PROMPT
Would you output the lines from the one with "Output the text content of this document." through the last line of the material below, exactly, but without pictures?

[Records excerpted from a collection]
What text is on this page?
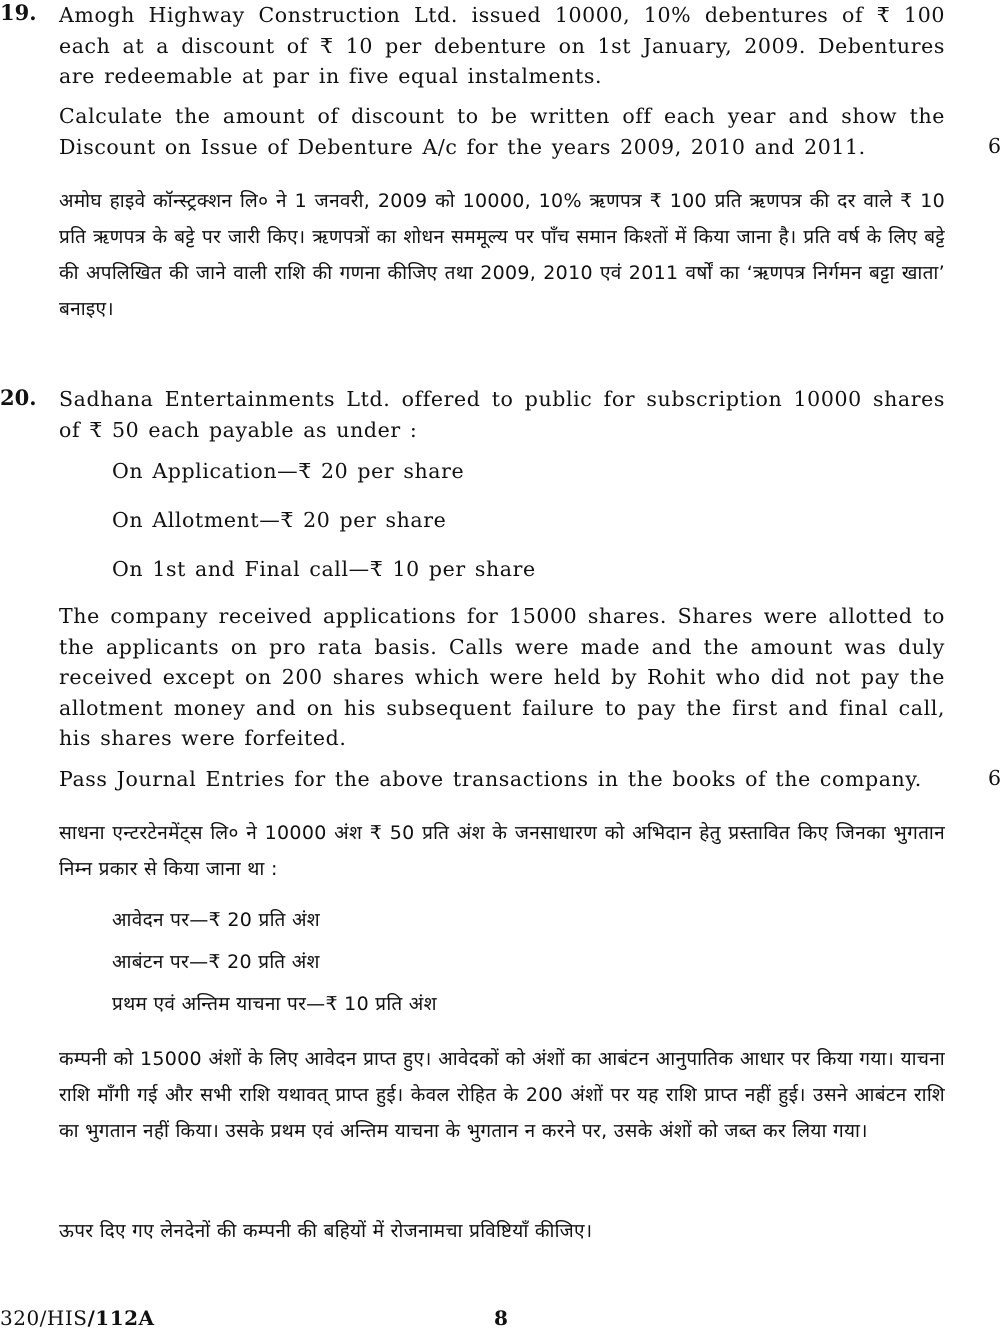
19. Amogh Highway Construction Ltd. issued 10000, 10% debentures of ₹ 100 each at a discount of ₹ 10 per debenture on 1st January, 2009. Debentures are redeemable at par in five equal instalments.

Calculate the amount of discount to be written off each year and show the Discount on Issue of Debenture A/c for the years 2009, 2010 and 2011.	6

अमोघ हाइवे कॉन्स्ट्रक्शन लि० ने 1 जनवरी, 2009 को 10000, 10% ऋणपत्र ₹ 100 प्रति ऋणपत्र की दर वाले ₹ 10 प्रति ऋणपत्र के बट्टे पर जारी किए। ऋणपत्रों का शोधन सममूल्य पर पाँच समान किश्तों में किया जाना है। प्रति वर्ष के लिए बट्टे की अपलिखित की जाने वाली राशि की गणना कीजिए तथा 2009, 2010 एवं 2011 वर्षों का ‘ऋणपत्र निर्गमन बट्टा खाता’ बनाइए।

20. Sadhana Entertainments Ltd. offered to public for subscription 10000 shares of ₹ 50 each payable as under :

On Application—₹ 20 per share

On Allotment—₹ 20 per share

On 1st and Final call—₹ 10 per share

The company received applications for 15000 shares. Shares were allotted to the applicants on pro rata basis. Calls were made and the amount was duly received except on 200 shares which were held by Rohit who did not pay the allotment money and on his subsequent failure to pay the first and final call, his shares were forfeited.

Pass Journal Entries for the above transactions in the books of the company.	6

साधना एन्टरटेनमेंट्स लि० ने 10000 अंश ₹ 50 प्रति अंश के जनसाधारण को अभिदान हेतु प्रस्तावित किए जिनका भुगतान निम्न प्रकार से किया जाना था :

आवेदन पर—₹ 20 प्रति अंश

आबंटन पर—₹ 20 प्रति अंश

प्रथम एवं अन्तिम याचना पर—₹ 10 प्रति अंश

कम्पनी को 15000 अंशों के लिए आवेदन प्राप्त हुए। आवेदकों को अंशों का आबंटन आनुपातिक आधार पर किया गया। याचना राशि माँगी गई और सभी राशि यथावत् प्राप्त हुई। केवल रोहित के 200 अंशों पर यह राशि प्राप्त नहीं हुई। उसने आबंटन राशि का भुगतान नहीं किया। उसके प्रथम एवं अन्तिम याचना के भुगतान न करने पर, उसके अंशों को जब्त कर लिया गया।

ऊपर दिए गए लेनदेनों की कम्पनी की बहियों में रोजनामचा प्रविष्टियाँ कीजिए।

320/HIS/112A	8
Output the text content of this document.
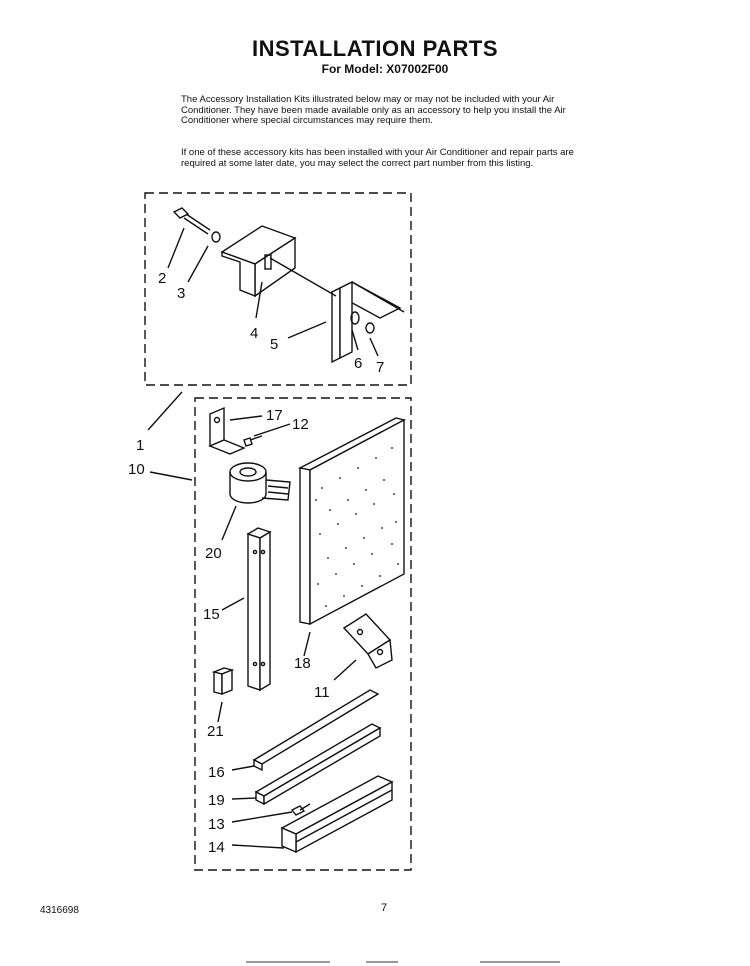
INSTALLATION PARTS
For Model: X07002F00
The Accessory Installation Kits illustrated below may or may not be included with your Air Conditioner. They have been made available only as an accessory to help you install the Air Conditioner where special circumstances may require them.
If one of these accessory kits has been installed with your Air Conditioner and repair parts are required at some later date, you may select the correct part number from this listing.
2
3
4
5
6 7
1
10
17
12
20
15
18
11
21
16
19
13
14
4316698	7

CORRECT ANSWER
Output the text content of this document.
INSTALLATION PARTS
For Model: X07002F00
The Accessory Installation Kits illustrated below may or may not be included with your Air Conditioner. They have been made available only as an accessory to help you install the Air Conditioner where special circumstances may require them.
If one of these accessory kits has been installed with your Air Conditioner and repair parts are required at some later date, you may select the correct part number from this listing.
2
3
4
5
6 7
1
10
17
12
20
15
18
11
21
16
19
13
14
4316698	7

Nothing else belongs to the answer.